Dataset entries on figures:

[BEGIN]

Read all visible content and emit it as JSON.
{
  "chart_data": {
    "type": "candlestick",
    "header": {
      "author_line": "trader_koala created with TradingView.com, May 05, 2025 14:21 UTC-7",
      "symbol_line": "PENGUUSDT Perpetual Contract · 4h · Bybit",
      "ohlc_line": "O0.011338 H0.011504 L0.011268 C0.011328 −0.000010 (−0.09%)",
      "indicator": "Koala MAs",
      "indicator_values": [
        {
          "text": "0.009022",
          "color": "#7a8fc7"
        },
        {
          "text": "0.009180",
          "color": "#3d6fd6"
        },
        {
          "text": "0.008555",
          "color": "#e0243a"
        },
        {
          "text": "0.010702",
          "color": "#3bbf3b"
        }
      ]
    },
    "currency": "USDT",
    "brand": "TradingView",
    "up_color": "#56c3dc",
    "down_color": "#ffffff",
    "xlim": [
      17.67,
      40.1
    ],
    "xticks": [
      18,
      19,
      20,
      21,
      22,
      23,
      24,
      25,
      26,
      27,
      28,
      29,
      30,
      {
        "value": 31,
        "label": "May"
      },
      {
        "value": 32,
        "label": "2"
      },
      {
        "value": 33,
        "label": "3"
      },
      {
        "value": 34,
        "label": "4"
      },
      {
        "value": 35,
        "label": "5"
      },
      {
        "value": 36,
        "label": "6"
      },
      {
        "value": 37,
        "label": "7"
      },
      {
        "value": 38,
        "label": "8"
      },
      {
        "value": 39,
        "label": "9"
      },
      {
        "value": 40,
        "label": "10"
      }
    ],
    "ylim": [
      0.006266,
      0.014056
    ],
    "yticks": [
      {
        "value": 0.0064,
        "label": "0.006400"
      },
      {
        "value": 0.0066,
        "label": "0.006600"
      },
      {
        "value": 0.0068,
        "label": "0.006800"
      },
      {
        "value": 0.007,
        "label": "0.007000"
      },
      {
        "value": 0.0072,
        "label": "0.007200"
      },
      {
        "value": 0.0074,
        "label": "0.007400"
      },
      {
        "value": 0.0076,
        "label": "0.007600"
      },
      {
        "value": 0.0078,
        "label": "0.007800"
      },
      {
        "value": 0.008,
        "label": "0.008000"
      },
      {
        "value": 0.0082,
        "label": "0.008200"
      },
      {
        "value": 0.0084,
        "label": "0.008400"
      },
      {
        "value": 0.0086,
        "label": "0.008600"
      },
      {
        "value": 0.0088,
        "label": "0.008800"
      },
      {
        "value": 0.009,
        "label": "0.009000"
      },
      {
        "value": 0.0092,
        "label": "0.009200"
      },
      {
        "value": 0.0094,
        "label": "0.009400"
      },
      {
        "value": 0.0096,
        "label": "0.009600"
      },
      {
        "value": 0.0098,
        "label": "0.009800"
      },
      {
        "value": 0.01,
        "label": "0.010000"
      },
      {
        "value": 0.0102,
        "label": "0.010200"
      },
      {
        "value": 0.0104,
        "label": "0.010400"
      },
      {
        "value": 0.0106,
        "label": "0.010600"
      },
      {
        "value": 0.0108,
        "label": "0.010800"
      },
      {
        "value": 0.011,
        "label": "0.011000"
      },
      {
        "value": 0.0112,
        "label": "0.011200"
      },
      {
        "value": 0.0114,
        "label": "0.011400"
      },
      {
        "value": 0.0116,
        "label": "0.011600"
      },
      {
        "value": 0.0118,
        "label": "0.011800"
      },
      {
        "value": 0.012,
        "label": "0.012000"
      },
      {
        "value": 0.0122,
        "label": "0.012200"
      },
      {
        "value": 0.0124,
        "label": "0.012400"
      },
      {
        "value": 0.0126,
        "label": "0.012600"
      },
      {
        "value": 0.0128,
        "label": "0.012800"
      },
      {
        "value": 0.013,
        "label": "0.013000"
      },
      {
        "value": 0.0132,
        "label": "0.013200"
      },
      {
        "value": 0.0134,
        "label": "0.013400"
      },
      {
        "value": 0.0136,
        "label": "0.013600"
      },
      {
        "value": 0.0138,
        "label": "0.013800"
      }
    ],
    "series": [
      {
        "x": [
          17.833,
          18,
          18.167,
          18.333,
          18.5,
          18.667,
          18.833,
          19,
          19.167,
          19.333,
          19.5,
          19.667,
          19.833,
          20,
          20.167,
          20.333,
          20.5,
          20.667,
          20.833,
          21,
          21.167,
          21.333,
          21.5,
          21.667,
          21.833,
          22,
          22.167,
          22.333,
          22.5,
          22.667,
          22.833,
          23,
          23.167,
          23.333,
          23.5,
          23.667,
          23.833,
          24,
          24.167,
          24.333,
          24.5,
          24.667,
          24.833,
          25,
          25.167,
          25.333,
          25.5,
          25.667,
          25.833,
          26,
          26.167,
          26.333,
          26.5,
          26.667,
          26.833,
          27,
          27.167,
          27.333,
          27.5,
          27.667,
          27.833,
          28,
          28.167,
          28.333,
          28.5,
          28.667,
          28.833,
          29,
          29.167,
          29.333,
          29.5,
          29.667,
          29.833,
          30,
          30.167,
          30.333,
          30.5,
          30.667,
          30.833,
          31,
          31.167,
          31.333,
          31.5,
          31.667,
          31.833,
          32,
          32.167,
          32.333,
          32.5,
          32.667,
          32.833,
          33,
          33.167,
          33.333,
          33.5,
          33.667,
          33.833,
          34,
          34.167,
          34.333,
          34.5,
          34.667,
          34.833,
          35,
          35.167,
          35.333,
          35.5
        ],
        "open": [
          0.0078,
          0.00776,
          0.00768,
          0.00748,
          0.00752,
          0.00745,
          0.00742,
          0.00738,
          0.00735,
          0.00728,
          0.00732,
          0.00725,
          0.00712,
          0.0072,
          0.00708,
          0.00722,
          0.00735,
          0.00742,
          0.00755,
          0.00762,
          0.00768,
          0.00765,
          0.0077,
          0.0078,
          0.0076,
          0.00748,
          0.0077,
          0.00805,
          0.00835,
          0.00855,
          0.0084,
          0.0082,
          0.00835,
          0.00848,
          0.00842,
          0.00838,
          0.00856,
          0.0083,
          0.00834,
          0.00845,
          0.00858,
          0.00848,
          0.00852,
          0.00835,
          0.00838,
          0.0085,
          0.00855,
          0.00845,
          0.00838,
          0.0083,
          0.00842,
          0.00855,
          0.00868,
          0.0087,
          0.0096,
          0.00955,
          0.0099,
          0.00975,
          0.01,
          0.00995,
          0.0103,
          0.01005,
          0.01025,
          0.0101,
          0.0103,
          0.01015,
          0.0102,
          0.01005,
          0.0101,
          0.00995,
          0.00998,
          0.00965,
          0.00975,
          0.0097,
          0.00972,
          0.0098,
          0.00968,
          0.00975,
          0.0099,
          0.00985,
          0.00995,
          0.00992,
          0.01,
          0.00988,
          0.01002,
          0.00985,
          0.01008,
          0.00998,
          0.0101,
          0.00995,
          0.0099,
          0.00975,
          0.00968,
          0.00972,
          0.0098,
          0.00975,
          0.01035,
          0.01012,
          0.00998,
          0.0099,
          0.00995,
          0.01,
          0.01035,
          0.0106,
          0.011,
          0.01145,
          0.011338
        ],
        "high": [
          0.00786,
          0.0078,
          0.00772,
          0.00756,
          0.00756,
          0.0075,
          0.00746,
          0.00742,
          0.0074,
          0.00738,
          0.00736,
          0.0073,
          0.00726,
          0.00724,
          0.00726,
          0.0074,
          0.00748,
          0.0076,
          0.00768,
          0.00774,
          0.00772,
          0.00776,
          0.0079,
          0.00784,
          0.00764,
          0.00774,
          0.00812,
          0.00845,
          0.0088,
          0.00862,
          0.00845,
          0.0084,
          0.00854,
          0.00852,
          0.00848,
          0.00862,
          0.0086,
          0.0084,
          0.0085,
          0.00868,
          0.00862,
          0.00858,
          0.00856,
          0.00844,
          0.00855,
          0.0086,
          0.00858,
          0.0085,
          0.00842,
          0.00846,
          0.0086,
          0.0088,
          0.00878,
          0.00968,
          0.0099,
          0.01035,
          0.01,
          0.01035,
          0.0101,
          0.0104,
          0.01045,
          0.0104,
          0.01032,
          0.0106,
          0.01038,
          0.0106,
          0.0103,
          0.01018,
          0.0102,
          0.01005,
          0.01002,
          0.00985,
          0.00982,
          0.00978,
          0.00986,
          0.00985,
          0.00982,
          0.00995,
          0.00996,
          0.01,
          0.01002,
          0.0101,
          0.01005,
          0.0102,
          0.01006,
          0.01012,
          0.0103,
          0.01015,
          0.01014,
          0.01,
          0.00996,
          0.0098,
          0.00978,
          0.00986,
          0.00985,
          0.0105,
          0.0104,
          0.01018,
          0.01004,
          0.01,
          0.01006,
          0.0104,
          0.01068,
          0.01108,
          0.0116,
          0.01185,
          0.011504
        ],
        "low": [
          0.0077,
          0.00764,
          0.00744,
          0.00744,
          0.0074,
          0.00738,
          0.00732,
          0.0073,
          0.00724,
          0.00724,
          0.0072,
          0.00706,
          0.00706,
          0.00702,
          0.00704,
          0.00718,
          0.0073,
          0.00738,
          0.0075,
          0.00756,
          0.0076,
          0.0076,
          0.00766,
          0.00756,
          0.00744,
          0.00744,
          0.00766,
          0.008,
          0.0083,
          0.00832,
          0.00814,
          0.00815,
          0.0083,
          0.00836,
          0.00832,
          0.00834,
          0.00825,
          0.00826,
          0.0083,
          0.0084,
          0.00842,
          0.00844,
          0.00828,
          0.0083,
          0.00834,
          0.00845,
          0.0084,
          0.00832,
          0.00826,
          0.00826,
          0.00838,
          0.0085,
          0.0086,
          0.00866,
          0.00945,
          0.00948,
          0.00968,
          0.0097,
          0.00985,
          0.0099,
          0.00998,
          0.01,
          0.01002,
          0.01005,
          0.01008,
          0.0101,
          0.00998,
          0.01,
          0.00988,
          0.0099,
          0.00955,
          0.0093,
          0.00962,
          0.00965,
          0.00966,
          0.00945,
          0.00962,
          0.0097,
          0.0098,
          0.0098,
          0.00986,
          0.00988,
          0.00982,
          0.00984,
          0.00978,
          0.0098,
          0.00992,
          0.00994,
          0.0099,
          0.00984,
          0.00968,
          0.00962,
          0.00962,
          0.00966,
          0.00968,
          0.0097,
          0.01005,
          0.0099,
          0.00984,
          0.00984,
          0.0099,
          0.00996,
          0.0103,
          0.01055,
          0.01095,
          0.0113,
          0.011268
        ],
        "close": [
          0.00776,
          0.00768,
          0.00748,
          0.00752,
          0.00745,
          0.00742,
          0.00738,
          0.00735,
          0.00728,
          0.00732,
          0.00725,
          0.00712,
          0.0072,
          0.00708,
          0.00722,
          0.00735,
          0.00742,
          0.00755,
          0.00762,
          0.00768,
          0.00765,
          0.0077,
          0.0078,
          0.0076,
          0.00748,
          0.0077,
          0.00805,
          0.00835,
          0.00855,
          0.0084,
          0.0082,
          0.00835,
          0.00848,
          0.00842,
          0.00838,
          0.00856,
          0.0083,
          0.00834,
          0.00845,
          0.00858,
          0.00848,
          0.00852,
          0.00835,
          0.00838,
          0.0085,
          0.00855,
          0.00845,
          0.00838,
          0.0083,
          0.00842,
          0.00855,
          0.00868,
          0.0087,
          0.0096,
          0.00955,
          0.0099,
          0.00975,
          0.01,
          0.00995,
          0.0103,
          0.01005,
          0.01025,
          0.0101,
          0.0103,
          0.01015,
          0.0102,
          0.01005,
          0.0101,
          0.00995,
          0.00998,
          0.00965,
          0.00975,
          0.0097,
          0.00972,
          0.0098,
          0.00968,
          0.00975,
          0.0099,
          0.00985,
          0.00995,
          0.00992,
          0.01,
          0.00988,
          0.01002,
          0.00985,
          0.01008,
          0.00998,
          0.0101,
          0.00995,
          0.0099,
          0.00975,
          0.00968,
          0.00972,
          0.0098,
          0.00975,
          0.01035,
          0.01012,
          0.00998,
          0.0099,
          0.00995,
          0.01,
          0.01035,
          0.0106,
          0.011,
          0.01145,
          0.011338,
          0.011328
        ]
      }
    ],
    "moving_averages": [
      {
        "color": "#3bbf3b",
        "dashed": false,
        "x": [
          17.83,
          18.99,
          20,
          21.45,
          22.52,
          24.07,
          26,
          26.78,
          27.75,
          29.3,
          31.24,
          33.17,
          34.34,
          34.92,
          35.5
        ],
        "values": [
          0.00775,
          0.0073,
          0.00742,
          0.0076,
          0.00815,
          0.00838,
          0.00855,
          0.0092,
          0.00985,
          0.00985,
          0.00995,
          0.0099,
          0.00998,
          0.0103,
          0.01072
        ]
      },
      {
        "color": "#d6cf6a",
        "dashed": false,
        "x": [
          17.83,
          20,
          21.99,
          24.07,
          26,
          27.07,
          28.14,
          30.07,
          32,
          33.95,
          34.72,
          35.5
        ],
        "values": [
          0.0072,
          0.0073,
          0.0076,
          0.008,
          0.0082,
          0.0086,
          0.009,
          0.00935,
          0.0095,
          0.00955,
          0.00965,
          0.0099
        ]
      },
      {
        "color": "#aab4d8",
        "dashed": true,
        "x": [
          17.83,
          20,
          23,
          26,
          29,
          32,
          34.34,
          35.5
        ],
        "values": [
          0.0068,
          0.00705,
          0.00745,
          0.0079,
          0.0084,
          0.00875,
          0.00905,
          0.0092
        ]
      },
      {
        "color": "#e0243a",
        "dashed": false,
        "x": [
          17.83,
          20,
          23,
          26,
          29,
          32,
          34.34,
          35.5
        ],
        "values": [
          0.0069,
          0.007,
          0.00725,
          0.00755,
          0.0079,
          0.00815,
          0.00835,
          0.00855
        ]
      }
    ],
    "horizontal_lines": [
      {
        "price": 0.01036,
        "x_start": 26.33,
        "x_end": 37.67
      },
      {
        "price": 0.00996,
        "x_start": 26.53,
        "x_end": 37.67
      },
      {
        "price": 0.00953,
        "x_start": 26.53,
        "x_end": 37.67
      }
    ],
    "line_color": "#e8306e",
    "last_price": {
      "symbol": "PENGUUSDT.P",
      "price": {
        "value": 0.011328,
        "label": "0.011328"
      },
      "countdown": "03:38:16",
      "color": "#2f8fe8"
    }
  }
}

[END]

Work instructions -> Copy every line of the data that holds the string "text".

Solution to the problem ->
          "text": "0.009022",
          "text": "0.009180",
          "text": "0.008555",
          "text": "0.010702",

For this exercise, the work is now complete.